# START OF INFORMATION GIVEN

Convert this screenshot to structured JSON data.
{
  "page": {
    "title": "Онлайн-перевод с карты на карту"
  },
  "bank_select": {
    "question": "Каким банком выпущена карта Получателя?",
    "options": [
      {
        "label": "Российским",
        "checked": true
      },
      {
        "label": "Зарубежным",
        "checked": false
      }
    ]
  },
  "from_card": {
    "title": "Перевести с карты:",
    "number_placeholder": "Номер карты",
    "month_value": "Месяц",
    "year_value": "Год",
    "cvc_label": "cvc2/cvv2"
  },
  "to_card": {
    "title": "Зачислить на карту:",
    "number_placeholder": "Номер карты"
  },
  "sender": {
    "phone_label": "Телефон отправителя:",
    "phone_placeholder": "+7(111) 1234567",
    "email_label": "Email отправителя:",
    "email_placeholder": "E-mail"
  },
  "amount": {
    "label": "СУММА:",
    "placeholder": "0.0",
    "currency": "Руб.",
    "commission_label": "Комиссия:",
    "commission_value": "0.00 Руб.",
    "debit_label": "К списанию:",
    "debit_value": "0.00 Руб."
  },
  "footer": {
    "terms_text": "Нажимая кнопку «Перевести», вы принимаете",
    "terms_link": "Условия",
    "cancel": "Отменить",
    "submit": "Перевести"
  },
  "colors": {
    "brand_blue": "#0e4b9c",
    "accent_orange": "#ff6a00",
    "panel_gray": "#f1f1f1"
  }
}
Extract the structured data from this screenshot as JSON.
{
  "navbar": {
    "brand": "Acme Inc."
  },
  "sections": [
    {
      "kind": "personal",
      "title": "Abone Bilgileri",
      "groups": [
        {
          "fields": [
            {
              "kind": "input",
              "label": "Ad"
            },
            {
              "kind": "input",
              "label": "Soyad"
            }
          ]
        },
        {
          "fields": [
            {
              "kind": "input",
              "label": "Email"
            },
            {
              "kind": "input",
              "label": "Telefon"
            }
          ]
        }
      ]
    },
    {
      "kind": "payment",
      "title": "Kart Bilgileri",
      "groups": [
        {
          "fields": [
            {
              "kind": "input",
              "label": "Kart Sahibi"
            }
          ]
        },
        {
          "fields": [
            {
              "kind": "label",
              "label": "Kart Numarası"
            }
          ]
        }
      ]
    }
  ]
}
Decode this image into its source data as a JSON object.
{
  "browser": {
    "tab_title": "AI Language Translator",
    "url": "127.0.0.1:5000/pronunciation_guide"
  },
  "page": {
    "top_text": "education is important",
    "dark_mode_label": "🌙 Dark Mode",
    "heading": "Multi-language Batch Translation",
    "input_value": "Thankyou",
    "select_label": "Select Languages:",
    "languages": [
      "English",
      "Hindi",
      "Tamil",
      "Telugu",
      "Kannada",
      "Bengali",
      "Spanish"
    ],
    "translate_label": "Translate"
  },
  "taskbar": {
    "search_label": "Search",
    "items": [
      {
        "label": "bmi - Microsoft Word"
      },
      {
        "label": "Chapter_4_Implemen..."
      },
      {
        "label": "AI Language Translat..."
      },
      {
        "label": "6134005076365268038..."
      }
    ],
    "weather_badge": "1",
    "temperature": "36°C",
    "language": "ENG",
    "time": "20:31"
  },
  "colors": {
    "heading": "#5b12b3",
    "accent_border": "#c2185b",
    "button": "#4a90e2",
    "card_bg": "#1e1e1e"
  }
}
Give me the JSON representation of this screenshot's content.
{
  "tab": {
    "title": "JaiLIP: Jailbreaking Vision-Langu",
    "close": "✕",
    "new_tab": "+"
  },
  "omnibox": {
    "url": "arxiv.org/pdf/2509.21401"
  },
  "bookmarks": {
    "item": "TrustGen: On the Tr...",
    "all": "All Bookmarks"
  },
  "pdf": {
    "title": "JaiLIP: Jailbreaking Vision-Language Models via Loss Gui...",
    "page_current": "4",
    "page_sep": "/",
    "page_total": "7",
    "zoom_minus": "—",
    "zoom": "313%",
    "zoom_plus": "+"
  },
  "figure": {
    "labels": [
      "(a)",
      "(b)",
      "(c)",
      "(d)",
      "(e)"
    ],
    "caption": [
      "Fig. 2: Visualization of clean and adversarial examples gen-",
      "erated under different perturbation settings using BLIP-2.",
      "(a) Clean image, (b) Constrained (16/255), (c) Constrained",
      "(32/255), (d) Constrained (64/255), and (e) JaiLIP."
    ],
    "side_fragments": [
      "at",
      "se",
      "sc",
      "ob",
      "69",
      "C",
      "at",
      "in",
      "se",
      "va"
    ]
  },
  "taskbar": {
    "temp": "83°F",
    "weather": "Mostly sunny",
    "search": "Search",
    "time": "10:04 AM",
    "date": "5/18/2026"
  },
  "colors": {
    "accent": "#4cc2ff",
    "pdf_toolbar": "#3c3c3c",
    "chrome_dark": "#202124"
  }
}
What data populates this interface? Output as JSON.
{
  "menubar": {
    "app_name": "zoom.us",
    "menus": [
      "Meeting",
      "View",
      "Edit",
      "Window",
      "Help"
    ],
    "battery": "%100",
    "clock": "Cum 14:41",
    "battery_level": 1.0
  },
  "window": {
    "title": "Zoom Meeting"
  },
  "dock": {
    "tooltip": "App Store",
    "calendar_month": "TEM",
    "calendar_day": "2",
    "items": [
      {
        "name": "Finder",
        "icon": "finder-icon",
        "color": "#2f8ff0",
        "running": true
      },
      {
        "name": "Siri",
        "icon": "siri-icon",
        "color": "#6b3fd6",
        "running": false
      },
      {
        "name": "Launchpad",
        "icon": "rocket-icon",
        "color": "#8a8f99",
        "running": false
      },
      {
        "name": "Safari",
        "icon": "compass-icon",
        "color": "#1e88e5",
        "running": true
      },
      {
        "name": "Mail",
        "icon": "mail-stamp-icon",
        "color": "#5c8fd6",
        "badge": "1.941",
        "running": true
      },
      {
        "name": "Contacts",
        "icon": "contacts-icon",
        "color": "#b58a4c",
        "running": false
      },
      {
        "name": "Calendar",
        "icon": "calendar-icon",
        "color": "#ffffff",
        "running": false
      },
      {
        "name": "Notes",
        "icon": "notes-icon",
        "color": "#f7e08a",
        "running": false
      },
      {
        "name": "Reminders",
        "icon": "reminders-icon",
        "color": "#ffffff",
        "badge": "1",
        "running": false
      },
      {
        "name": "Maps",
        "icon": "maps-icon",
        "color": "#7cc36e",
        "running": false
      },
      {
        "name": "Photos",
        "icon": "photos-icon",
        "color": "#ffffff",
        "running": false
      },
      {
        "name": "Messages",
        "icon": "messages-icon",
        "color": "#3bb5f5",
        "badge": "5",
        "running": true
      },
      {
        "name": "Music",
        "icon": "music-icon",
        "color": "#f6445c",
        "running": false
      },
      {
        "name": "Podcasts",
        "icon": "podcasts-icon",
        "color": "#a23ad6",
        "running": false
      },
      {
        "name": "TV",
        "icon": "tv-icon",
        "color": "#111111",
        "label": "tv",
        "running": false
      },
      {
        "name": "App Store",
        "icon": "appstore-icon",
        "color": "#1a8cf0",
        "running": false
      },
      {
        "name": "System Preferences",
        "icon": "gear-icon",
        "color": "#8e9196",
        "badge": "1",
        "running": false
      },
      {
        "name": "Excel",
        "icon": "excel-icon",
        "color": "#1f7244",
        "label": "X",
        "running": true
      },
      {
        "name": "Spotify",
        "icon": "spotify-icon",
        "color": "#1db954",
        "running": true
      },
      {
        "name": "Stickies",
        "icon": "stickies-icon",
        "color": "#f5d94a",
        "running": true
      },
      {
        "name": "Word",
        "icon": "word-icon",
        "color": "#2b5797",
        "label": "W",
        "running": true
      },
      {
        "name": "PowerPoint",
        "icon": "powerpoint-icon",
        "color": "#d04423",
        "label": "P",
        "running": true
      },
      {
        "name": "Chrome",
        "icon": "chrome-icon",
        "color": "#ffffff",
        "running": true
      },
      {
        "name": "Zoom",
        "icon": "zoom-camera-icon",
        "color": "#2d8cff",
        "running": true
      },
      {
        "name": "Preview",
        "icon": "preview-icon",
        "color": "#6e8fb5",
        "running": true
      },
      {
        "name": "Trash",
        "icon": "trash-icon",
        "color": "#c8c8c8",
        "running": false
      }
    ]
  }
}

# END OF INFORMATION GIVEN

PROBLEM: Pick out all lines containing the string "JSON".

FINAL ANSWER:
Convert this screenshot to structured JSON data.
Extract the structured data from this screenshot as JSON.
Decode this image into its source data as a JSON object.
Give me the JSON representation of this screenshot's content.
What data populates this interface? Output as JSON.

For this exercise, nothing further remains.